**STATED PROBLEM**
Switch every "Society Admin" in the items below to "Society Manager" and write the items out again with nothing else changed. Leave the pictures out.

**PROVIDED RECORDS**
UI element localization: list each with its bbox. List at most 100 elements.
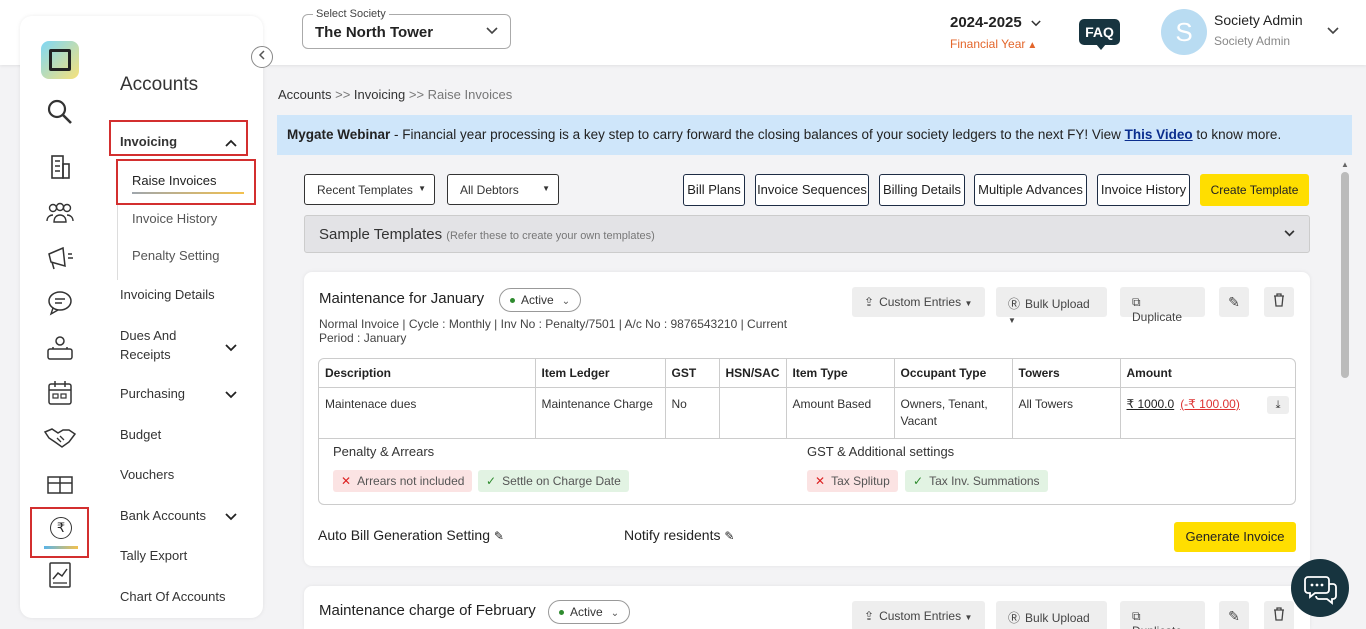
building-icon[interactable]	[42, 151, 78, 181]
chat-bubbles-icon	[1304, 576, 1337, 605]
upload-icon: ⇪	[864, 609, 875, 623]
select-value: All Debtors	[460, 183, 519, 197]
status-badge: ✕ Tax Splitup	[807, 470, 898, 492]
sidebar-item-budget[interactable]: Budget	[120, 427, 161, 442]
template-items-table: Description Item Ledger GST HSN/SAC Item…	[318, 358, 1296, 505]
staff-icon[interactable]	[42, 334, 78, 364]
delete-icon[interactable]	[1264, 287, 1294, 317]
custom-entries-button[interactable]: ⇪ Custom Entries ▼	[852, 287, 985, 317]
custom-entries-button[interactable]: ⇪ Custom Entries ▼	[852, 601, 985, 629]
user-role: Society Admin	[1214, 34, 1291, 48]
invoice-sequences-button[interactable]: Invoice Sequences	[755, 174, 869, 206]
template-card: Maintenance for January Active ⌄ ⇪ Custom …	[304, 272, 1310, 566]
template-card: Maintenance charge of February Active ⌄ ⇪…	[304, 586, 1310, 629]
sidebar-item-tally-export[interactable]: Tally Export	[120, 548, 187, 563]
bulk-upload-button[interactable]: ⓇBulk Upload ▼	[996, 601, 1107, 629]
chevron-down-icon: ⌄	[610, 608, 620, 619]
bill-plans-button[interactable]: Bill Plans	[683, 174, 745, 206]
caret-down-icon: ▼	[418, 184, 426, 193]
notify-residents-link[interactable]: Notify residents ✎	[624, 527, 734, 543]
messages-icon[interactable]	[42, 288, 78, 318]
sidebar-item-invoice-history[interactable]: Invoice History	[132, 211, 217, 226]
sidebar-item-label: Raise Invoices	[132, 173, 217, 188]
pencil-icon: ✎	[724, 529, 735, 543]
search-icon[interactable]	[42, 97, 78, 127]
sidebar-item-penalty-setting[interactable]: Penalty Setting	[132, 248, 219, 263]
collapse-sidebar-button[interactable]	[251, 46, 273, 68]
multiple-advances-button[interactable]: Multiple Advances	[974, 174, 1087, 206]
status-dropdown[interactable]: Active ⌄	[548, 600, 631, 624]
sidebar-item-invoicing-details[interactable]: Invoicing Details	[120, 287, 215, 302]
sidebar-item-raise-invoices[interactable]: Raise Invoices	[132, 173, 244, 194]
banner-video-link[interactable]: This Video	[1125, 127, 1193, 142]
recent-templates-select[interactable]: Recent Templates ▼	[304, 174, 435, 205]
calendar-icon[interactable]	[42, 378, 78, 408]
fy-year: 2024-2025	[950, 14, 1022, 31]
amount-link[interactable]: ₹ 1000.0	[1127, 397, 1175, 411]
auto-bill-generation-link[interactable]: Auto Bill Generation Setting ✎	[318, 527, 504, 543]
sidebar-item-chart-of-accounts[interactable]: Chart Of Accounts	[120, 589, 226, 604]
sample-templates-accordion[interactable]: Sample Templates (Refer these to create …	[304, 215, 1310, 253]
status-badge: ✓ Settle on Charge Date	[478, 470, 629, 492]
bulk-upload-button[interactable]: ⓇBulk Upload ▼	[996, 287, 1107, 325]
chat-support-button[interactable]	[1291, 559, 1349, 617]
amount-discount-link[interactable]: (-₹ 100.00)	[1180, 397, 1240, 411]
gst-section-title: GST & Additional settings	[807, 444, 955, 459]
sidebar-item-purchasing[interactable]: Purchasing	[120, 386, 237, 401]
financial-year-selector[interactable]: 2024-2025 Financial Year ▲	[950, 14, 1041, 51]
cross-icon: ✕	[341, 474, 352, 488]
status-badge: ✕ Arrears not included	[333, 470, 473, 492]
edit-icon[interactable]: ✎	[1219, 287, 1249, 317]
duplicate-button[interactable]: ⧉Duplicate	[1120, 601, 1205, 629]
banner-text: - Financial year processing is a key ste…	[390, 127, 1125, 142]
copy-icon: ⧉	[1132, 609, 1141, 623]
sidebar-item-dues-and-receipts[interactable]: Dues And Receipts	[120, 326, 237, 364]
caret-down-icon: ▼	[542, 184, 550, 193]
create-template-button[interactable]: Create Template	[1200, 174, 1309, 206]
status-dot	[510, 298, 515, 304]
billing-details-button[interactable]: Billing Details	[879, 174, 965, 206]
template-title: Maintenance for January	[319, 290, 485, 307]
sidebar-item-vouchers[interactable]: Vouchers	[120, 467, 174, 482]
sidebar-item-label: Dues And	[120, 328, 177, 343]
banner-tail: to know more.	[1192, 127, 1282, 142]
breadcrumb-invoicing[interactable]: Invoicing	[354, 87, 405, 102]
package-icon[interactable]	[42, 470, 78, 500]
chevron-down-icon	[225, 388, 237, 402]
scrollbar-thumb[interactable]	[1341, 172, 1349, 378]
society-select[interactable]: Select Society The North Tower	[302, 8, 511, 49]
avatar[interactable]: S	[1161, 9, 1207, 55]
delete-icon[interactable]	[1264, 601, 1294, 629]
sidebar-item-bank-accounts[interactable]: Bank Accounts	[120, 508, 237, 523]
handshake-icon[interactable]	[42, 422, 78, 452]
generate-invoice-button[interactable]: Generate Invoice	[1174, 522, 1296, 552]
breadcrumb-accounts[interactable]: Accounts	[278, 87, 331, 102]
check-icon: ✓	[913, 474, 924, 488]
residents-icon[interactable]	[42, 198, 78, 228]
reports-chart-icon[interactable]	[42, 560, 78, 590]
breadcrumb-current: Raise Invoices	[427, 87, 513, 102]
sidebar-item-label: Receipts	[120, 347, 171, 362]
edit-icon[interactable]: ✎	[1219, 601, 1249, 629]
app-logo[interactable]	[41, 41, 79, 79]
download-icon[interactable]: ⤓	[1267, 396, 1289, 414]
scroll-up-icon[interactable]: ▲	[1341, 160, 1349, 169]
faq-button[interactable]: FAQ	[1079, 19, 1120, 50]
chevron-down-icon[interactable]	[1327, 24, 1339, 38]
sidebar-title: Accounts	[120, 74, 199, 95]
society-select-value: The North Tower	[315, 24, 434, 41]
breadcrumb: Accounts >> Invoicing >> Raise Invoices	[278, 87, 513, 102]
chevron-down-icon	[486, 24, 498, 38]
sidebar-item-invoicing[interactable]: Invoicing	[120, 134, 237, 149]
column-header: Description	[319, 359, 536, 388]
user-info[interactable]: Society Admin Society Admin	[1214, 12, 1303, 48]
invoice-history-button[interactable]: Invoice History	[1097, 174, 1190, 206]
all-debtors-select[interactable]: All Debtors ▼	[447, 174, 559, 205]
accounts-nav-highlight[interactable]: ₹	[30, 507, 89, 558]
status-dot	[559, 610, 564, 616]
sidebar-item-label: Bank Accounts	[120, 508, 206, 523]
duplicate-button[interactable]: ⧉Duplicate	[1120, 287, 1205, 324]
status-dropdown[interactable]: Active ⌄	[499, 288, 582, 312]
announcement-icon[interactable]	[42, 243, 78, 273]
chevron-down-icon	[225, 510, 237, 524]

**TASK RESULT**
UI element localization: list each with its bbox. List at most 100 elements.
building-icon[interactable]	[42, 151, 78, 181]
chat-bubbles-icon	[1304, 576, 1337, 605]
upload-icon: ⇪	[864, 609, 875, 623]
select-value: All Debtors	[460, 183, 519, 197]
status-badge: ✕ Tax Splitup	[807, 470, 898, 492]
sidebar-item-budget[interactable]: Budget	[120, 427, 161, 442]
template-items-table: Description Item Ledger GST HSN/SAC Item…	[318, 358, 1296, 505]
staff-icon[interactable]	[42, 334, 78, 364]
delete-icon[interactable]	[1264, 287, 1294, 317]
custom-entries-button[interactable]: ⇪ Custom Entries ▼	[852, 287, 985, 317]
custom-entries-button[interactable]: ⇪ Custom Entries ▼	[852, 601, 985, 629]
user-role: Society Manager	[1214, 34, 1291, 48]
invoice-sequences-button[interactable]: Invoice Sequences	[755, 174, 869, 206]
template-card: Maintenance for January Active ⌄ ⇪ Custom …	[304, 272, 1310, 566]
template-card: Maintenance charge of February Active ⌄ ⇪…	[304, 586, 1310, 629]
sidebar-item-tally-export[interactable]: Tally Export	[120, 548, 187, 563]
bulk-upload-button[interactable]: ⓇBulk Upload ▼	[996, 601, 1107, 629]
chevron-down-icon: ⌄	[610, 608, 620, 619]
bill-plans-button[interactable]: Bill Plans	[683, 174, 745, 206]
caret-down-icon: ▼	[418, 184, 426, 193]
notify-residents-link[interactable]: Notify residents ✎	[624, 527, 734, 543]
messages-icon[interactable]	[42, 288, 78, 318]
sidebar-item-invoice-history[interactable]: Invoice History	[132, 211, 217, 226]
sidebar-item-label: Raise Invoices	[132, 173, 217, 188]
pencil-icon: ✎	[724, 529, 735, 543]
search-icon[interactable]	[42, 97, 78, 127]
sidebar-item-penalty-setting[interactable]: Penalty Setting	[132, 248, 219, 263]
collapse-sidebar-button[interactable]	[251, 46, 273, 68]
multiple-advances-button[interactable]: Multiple Advances	[974, 174, 1087, 206]
status-dropdown[interactable]: Active ⌄	[548, 600, 631, 624]
sidebar-item-invoicing-details[interactable]: Invoicing Details	[120, 287, 215, 302]
sidebar-item-raise-invoices[interactable]: Raise Invoices	[132, 173, 244, 194]
banner-video-link[interactable]: This Video	[1125, 127, 1193, 142]
recent-templates-select[interactable]: Recent Templates ▼	[304, 174, 435, 205]
calendar-icon[interactable]	[42, 378, 78, 408]
fy-year: 2024-2025	[950, 14, 1022, 31]
amount-link[interactable]: ₹ 1000.0	[1127, 397, 1175, 411]
auto-bill-generation-link[interactable]: Auto Bill Generation Setting ✎	[318, 527, 504, 543]
sidebar-item-chart-of-accounts[interactable]: Chart Of Accounts	[120, 589, 226, 604]
sample-templates-accordion[interactable]: Sample Templates (Refer these to create …	[304, 215, 1310, 253]
status-badge: ✓ Settle on Charge Date	[478, 470, 629, 492]
bulk-upload-button[interactable]: ⓇBulk Upload ▼	[996, 287, 1107, 325]
chat-support-button[interactable]	[1291, 559, 1349, 617]
amount-discount-link[interactable]: (-₹ 100.00)	[1180, 397, 1240, 411]
gst-section-title: GST & Additional settings	[807, 444, 955, 459]
sidebar-item-purchasing[interactable]: Purchasing	[120, 386, 237, 401]
financial-year-selector[interactable]: 2024-2025 Financial Year ▲	[950, 14, 1041, 51]
cross-icon: ✕	[341, 474, 352, 488]
status-badge: ✕ Arrears not included	[333, 470, 473, 492]
edit-icon[interactable]: ✎	[1219, 287, 1249, 317]
duplicate-button[interactable]: ⧉Duplicate	[1120, 601, 1205, 629]
banner-text: - Financial year processing is a key ste…	[390, 127, 1125, 142]
copy-icon: ⧉	[1132, 609, 1141, 623]
sidebar-item-dues-and-receipts[interactable]: Dues And Receipts	[120, 326, 237, 364]
caret-down-icon: ▼	[542, 184, 550, 193]
create-template-button[interactable]: Create Template	[1200, 174, 1309, 206]
status-dot	[510, 298, 515, 304]
billing-details-button[interactable]: Billing Details	[879, 174, 965, 206]
template-title: Maintenance for January	[319, 290, 485, 307]
sidebar-item-vouchers[interactable]: Vouchers	[120, 467, 174, 482]
sidebar-item-label: Dues And	[120, 328, 177, 343]
banner-tail: to know more.	[1192, 127, 1282, 142]
breadcrumb-invoicing[interactable]: Invoicing	[354, 87, 405, 102]
package-icon[interactable]	[42, 470, 78, 500]
chevron-down-icon	[225, 388, 237, 402]
scrollbar-thumb[interactable]	[1341, 172, 1349, 378]
society-select[interactable]: Select Society The North Tower	[302, 8, 511, 49]
avatar[interactable]: S	[1161, 9, 1207, 55]
delete-icon[interactable]	[1264, 601, 1294, 629]
sidebar-item-bank-accounts[interactable]: Bank Accounts	[120, 508, 237, 523]
handshake-icon[interactable]	[42, 422, 78, 452]
generate-invoice-button[interactable]: Generate Invoice	[1174, 522, 1296, 552]
breadcrumb-accounts[interactable]: Accounts	[278, 87, 331, 102]
check-icon: ✓	[913, 474, 924, 488]
residents-icon[interactable]	[42, 198, 78, 228]
reports-chart-icon[interactable]	[42, 560, 78, 590]
breadcrumb-current: Raise Invoices	[427, 87, 513, 102]
sidebar-item-label: Receipts	[120, 347, 171, 362]
edit-icon[interactable]: ✎	[1219, 601, 1249, 629]
app-logo[interactable]	[41, 41, 79, 79]
download-icon[interactable]: ⤓	[1267, 396, 1289, 414]
scroll-up-icon[interactable]: ▲	[1341, 160, 1349, 169]
faq-button[interactable]: FAQ	[1079, 19, 1120, 50]
chevron-down-icon[interactable]	[1327, 24, 1339, 38]
sidebar-title: Accounts	[120, 74, 199, 95]
society-select-value: The North Tower	[315, 24, 434, 41]
breadcrumb: Accounts >> Invoicing >> Raise Invoices	[278, 87, 513, 102]
chevron-down-icon	[486, 24, 498, 38]
sidebar-item-invoicing[interactable]: Invoicing	[120, 134, 237, 149]
column-header: Description	[319, 359, 536, 388]
user-info[interactable]: Society Manager Society Manager	[1214, 12, 1303, 48]
invoice-history-button[interactable]: Invoice History	[1097, 174, 1190, 206]
all-debtors-select[interactable]: All Debtors ▼	[447, 174, 559, 205]
accounts-nav-highlight[interactable]: ₹	[30, 507, 89, 558]
status-dot	[559, 610, 564, 616]
sidebar-item-label: Bank Accounts	[120, 508, 206, 523]
duplicate-button[interactable]: ⧉Duplicate	[1120, 287, 1205, 324]
status-dropdown[interactable]: Active ⌄	[499, 288, 582, 312]
announcement-icon[interactable]	[42, 243, 78, 273]
chevron-down-icon	[225, 510, 237, 524]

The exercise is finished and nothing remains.